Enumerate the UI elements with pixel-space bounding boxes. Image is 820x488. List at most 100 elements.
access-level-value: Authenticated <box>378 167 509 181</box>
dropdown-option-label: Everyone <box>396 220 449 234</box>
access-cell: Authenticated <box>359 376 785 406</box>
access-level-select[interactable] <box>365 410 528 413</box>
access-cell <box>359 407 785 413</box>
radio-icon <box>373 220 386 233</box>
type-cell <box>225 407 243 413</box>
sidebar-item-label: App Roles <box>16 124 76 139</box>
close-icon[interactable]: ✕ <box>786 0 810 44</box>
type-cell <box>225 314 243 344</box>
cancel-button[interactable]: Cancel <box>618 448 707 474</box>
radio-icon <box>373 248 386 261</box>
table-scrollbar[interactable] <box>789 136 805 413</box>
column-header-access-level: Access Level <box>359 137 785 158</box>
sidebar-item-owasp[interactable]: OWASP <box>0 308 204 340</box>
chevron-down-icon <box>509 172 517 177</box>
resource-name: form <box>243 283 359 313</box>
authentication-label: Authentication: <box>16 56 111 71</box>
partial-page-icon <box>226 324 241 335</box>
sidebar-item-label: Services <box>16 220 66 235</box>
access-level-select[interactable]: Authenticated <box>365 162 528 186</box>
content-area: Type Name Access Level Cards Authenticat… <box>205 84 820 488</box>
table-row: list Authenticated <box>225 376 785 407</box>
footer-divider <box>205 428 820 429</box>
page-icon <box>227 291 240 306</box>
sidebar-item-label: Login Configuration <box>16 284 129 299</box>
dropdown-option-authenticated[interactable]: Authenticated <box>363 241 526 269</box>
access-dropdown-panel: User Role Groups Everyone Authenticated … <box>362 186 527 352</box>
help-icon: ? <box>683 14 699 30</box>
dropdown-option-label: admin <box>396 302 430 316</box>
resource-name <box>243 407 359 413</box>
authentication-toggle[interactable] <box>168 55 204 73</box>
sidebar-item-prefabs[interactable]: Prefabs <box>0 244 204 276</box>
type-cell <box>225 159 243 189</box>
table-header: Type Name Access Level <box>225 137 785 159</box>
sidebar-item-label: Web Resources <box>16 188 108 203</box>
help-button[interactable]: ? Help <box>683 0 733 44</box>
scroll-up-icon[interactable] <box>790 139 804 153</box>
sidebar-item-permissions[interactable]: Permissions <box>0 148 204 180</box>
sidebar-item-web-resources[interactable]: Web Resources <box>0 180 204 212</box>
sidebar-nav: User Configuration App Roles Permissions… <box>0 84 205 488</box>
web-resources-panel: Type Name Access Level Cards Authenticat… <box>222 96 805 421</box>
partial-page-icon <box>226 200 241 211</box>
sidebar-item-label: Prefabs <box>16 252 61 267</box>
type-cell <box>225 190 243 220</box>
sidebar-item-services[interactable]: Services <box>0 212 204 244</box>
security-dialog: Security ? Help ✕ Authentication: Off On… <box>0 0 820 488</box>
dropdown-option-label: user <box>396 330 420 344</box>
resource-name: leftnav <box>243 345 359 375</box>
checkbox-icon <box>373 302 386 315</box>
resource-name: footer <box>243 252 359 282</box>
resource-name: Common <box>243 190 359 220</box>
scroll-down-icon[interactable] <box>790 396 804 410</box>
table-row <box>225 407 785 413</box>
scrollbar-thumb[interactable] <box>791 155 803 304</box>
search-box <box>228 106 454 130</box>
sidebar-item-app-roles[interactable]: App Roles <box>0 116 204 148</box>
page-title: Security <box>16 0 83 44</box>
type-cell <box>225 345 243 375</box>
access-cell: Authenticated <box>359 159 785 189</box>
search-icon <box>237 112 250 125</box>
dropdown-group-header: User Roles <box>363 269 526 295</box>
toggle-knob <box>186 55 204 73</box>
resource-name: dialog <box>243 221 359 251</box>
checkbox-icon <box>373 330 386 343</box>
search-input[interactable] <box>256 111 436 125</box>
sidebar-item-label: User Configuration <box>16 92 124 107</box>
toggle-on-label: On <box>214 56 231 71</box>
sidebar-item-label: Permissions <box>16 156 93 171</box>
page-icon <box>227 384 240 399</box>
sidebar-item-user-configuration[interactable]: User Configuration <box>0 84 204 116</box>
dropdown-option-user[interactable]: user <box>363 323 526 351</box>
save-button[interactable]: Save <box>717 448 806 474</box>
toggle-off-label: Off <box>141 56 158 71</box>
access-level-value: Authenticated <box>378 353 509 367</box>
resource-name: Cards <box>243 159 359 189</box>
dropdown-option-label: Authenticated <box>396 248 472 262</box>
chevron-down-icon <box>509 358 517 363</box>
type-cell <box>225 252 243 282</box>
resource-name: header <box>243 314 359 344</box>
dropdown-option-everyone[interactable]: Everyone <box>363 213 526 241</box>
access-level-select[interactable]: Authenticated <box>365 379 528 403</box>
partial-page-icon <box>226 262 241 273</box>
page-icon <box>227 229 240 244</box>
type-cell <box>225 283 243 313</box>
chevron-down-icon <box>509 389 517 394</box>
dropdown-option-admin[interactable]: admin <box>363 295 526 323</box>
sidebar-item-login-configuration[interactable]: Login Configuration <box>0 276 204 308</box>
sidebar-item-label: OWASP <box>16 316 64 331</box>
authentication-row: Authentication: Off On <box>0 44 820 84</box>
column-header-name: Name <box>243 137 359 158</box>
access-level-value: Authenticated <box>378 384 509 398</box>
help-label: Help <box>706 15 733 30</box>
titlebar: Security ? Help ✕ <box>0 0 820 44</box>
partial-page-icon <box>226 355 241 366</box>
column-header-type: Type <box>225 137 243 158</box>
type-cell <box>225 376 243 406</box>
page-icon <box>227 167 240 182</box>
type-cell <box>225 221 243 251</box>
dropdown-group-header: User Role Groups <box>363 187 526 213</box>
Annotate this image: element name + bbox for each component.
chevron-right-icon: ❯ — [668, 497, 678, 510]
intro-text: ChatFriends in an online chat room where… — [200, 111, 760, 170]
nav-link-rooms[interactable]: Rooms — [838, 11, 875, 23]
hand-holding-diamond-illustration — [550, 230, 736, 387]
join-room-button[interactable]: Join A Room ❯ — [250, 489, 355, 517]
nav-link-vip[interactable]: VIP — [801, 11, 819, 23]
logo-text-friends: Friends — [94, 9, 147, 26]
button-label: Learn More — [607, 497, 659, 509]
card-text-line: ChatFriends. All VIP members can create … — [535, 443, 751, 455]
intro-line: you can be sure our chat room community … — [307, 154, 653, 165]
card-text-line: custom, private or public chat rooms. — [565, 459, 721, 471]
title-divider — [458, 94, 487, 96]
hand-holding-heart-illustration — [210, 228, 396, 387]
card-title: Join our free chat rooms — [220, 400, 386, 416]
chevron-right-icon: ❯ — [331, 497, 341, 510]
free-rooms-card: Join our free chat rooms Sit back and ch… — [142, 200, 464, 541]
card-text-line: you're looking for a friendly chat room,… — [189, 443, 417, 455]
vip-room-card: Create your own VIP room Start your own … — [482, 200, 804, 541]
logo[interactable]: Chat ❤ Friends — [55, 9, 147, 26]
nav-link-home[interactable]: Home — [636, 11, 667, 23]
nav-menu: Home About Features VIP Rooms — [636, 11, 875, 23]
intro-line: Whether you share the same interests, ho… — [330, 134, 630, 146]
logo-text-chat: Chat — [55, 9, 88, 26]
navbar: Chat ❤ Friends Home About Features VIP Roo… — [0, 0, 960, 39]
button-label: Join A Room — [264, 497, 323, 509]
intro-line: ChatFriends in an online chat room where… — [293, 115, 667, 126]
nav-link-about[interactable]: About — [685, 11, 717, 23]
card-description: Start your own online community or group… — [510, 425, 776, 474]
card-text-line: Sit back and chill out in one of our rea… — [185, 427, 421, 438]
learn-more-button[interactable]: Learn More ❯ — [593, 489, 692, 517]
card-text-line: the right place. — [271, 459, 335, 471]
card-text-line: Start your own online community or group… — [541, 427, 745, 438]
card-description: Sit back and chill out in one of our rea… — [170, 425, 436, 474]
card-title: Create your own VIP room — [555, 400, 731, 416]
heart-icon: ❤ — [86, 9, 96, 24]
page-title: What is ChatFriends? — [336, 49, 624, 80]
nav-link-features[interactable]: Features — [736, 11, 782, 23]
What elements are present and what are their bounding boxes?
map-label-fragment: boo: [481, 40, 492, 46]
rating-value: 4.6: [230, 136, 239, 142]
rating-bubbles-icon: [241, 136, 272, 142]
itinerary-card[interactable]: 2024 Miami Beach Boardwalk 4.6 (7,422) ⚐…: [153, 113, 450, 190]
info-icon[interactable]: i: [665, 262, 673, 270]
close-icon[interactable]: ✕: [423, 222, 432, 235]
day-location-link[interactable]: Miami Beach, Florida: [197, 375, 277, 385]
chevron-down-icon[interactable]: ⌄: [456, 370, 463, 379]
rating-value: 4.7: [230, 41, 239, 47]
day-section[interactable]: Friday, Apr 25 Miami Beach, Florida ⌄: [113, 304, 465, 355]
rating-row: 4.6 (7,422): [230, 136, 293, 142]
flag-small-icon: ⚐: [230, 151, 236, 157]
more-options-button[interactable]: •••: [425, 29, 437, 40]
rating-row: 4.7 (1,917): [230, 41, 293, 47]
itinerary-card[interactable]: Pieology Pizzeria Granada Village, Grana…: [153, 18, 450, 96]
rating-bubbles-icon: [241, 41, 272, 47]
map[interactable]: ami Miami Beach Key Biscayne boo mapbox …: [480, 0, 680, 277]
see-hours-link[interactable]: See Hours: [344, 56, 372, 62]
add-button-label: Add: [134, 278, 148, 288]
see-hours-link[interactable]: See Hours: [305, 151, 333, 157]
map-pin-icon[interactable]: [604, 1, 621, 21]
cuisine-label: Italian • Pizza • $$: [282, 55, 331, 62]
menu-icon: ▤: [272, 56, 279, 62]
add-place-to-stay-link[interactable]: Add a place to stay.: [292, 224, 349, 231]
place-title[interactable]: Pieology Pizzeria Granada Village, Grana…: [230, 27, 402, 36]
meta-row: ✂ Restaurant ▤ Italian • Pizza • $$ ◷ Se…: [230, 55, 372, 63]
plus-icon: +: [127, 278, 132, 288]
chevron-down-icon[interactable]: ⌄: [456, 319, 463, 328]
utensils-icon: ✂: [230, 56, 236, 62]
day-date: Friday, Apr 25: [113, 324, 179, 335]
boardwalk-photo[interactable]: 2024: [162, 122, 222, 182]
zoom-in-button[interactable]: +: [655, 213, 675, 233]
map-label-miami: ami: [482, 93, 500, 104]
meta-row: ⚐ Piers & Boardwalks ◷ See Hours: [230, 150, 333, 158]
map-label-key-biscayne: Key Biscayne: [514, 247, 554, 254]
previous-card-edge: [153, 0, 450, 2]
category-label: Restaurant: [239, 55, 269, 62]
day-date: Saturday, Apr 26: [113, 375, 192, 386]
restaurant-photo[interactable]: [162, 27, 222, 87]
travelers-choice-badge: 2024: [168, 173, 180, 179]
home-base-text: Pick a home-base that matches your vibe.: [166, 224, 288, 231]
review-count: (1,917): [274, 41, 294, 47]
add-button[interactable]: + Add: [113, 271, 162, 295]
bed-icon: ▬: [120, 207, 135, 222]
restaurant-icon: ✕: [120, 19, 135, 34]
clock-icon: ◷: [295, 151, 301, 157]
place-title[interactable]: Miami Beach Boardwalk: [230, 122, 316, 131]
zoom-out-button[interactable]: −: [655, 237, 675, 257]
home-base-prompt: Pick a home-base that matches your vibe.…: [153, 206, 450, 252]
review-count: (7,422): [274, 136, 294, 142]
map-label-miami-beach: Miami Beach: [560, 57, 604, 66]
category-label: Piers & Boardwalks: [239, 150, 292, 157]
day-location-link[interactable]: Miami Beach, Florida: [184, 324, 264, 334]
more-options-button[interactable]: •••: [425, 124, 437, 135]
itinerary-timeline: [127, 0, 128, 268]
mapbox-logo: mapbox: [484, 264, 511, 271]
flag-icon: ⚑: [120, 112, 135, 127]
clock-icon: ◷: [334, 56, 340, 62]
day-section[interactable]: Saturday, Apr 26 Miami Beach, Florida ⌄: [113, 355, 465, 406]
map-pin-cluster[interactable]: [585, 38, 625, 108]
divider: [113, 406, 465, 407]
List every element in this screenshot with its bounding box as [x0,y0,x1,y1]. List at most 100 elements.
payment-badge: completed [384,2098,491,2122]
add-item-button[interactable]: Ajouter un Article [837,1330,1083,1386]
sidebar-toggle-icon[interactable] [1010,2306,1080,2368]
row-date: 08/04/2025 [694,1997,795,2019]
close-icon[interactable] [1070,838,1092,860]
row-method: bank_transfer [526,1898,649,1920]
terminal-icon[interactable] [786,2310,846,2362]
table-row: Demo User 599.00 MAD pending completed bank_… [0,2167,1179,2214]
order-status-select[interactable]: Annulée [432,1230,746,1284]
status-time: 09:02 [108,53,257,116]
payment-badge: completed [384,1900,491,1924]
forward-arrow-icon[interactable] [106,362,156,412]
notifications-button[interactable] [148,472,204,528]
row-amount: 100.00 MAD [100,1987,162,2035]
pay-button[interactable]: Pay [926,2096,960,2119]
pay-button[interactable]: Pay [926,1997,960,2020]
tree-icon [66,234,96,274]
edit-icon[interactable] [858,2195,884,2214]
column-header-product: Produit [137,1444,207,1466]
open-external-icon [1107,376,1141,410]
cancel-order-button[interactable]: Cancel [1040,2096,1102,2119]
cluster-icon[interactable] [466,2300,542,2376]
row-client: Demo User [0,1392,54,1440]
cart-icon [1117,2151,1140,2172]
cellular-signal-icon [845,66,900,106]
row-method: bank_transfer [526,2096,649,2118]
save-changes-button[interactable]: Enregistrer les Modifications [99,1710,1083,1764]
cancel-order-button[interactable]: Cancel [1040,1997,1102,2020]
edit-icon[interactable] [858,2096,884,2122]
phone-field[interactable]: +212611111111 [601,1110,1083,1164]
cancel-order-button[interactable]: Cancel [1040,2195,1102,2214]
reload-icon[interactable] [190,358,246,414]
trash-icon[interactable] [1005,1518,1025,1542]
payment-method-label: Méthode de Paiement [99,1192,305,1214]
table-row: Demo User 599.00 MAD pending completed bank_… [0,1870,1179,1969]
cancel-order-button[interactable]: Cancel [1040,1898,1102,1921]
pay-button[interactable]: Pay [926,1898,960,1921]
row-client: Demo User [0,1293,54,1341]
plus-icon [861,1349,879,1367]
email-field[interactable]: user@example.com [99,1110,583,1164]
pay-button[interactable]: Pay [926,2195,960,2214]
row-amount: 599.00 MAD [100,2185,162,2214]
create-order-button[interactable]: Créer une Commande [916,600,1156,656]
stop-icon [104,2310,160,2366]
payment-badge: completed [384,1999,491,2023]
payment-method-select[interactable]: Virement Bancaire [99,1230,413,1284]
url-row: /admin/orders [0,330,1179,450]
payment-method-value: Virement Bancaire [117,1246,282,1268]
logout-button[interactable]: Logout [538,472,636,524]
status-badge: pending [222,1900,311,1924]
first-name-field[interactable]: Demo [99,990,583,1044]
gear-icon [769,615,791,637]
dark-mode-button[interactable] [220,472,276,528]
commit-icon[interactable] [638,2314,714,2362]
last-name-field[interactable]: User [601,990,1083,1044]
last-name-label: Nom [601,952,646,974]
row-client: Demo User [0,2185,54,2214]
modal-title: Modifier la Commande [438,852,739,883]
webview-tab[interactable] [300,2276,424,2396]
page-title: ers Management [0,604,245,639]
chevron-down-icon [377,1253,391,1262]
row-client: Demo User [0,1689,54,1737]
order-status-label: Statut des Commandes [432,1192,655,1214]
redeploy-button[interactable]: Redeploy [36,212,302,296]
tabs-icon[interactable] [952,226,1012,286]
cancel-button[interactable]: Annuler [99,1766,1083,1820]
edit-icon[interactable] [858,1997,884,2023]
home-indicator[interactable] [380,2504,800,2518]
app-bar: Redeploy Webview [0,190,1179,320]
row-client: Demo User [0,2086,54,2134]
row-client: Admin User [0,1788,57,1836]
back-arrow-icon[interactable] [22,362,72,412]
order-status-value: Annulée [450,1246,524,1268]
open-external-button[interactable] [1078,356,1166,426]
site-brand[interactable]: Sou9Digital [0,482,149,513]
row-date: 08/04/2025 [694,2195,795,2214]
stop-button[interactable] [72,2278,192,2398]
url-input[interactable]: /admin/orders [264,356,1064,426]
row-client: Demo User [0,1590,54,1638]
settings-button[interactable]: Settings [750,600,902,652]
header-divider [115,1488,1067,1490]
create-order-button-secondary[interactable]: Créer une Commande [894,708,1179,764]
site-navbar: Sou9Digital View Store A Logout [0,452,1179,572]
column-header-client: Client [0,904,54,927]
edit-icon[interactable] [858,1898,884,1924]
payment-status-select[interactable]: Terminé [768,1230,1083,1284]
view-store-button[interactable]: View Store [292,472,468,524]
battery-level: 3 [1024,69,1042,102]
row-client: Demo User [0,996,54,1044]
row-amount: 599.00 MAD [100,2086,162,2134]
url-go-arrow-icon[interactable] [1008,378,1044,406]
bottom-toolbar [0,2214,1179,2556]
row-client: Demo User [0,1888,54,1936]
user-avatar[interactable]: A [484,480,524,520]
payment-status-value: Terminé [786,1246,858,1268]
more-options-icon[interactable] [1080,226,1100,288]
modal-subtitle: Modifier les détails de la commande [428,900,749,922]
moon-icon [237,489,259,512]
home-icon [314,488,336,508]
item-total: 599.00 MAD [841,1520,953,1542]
════════════════════
# TASK DESCRIPTION
Reproduce verbatim the records from their first line through the line containing "sidebar-item-owasp[interactable]: OWASP <box>0", including both of those lines.

# CORRECT ANSWER
Enumerate the UI elements with pixel-space bounding boxes. Image is 820x488. List at most 100 elements.
access-level-value: Authenticated <box>378 167 509 181</box>
dropdown-option-label: Everyone <box>396 220 449 234</box>
access-cell: Authenticated <box>359 376 785 406</box>
access-level-select[interactable] <box>365 410 528 413</box>
access-cell <box>359 407 785 413</box>
radio-icon <box>373 220 386 233</box>
type-cell <box>225 407 243 413</box>
sidebar-item-label: App Roles <box>16 124 76 139</box>
close-icon[interactable]: ✕ <box>786 0 810 44</box>
type-cell <box>225 314 243 344</box>
cancel-button[interactable]: Cancel <box>618 448 707 474</box>
radio-icon <box>373 248 386 261</box>
table-scrollbar[interactable] <box>789 136 805 413</box>
column-header-access-level: Access Level <box>359 137 785 158</box>
sidebar-item-owasp[interactable]: OWASP <box>0 308 204 340</box>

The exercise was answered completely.